### Short exercise
Report only how many lines hold the word "HISTORIA".

— start of Data to process —

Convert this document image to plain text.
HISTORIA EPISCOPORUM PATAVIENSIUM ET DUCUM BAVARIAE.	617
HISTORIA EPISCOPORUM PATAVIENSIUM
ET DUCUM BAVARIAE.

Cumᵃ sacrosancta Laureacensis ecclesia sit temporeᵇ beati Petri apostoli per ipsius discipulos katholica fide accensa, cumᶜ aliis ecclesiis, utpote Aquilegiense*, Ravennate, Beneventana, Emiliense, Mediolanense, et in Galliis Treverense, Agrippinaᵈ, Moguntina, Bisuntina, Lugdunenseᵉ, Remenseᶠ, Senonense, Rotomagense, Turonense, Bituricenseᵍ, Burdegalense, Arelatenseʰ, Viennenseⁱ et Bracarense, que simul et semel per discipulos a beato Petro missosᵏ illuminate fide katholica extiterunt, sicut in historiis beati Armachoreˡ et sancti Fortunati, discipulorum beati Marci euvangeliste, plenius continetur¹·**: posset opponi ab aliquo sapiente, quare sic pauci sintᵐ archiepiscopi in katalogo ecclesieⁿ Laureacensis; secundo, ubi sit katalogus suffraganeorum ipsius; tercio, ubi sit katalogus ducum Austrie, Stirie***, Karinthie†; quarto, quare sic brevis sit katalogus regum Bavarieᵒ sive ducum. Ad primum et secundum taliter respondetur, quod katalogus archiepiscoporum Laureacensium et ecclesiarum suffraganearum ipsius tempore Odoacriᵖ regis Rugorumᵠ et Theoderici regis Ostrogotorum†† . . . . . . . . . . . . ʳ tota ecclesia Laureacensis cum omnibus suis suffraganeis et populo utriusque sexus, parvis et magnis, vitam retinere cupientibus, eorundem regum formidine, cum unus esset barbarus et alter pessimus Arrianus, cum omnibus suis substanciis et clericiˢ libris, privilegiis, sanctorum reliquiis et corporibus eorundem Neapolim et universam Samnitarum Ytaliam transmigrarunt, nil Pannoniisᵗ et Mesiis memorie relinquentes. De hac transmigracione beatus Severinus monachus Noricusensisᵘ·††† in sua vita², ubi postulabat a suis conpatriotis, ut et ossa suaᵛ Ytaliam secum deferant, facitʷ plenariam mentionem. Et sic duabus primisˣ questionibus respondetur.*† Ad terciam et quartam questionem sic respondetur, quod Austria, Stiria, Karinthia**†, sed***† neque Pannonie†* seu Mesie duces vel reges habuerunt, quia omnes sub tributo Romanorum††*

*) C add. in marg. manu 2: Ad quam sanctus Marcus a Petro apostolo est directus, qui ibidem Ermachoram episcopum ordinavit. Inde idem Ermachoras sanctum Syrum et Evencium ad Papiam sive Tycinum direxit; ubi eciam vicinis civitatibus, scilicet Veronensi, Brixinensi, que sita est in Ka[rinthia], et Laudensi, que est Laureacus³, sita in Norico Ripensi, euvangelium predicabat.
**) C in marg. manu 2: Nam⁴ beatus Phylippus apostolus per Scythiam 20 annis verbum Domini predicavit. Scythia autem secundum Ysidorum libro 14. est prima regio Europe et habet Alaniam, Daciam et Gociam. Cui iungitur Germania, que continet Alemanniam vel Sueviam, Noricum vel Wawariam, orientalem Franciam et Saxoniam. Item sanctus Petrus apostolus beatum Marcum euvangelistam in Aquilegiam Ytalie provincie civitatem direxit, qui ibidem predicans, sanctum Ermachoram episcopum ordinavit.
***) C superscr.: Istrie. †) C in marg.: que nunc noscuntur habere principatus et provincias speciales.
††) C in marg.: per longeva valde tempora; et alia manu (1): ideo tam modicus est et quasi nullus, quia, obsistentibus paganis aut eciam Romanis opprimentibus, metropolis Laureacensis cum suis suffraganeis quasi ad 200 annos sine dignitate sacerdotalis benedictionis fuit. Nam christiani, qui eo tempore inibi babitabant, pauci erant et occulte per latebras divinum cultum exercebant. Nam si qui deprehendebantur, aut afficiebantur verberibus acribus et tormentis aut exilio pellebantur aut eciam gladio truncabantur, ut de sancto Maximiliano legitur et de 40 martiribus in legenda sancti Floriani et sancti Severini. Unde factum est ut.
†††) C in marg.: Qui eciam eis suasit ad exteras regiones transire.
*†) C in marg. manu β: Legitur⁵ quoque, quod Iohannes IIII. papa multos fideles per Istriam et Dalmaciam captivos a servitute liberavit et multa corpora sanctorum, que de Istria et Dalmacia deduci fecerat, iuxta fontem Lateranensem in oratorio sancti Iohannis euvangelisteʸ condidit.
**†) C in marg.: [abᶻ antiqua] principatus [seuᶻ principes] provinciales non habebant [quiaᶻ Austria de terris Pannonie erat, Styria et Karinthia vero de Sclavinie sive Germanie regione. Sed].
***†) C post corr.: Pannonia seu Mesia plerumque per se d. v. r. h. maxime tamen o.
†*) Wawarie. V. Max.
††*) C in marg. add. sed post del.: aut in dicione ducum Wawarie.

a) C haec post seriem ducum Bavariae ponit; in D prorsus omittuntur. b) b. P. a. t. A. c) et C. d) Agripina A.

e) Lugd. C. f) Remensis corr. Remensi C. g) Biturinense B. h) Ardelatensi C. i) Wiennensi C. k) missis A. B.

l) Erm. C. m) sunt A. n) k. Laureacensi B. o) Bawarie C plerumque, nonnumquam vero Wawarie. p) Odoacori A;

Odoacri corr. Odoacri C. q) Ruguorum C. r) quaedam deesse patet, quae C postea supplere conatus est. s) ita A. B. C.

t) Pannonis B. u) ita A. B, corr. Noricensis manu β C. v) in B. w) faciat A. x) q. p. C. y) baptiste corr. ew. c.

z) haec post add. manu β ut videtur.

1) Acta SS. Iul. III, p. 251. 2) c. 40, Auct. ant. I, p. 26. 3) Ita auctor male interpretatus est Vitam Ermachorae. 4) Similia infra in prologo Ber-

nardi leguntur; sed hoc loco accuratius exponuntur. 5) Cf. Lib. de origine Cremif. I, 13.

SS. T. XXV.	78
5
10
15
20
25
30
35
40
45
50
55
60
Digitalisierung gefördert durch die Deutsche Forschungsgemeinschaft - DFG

— end of Data to process —

### Solution
2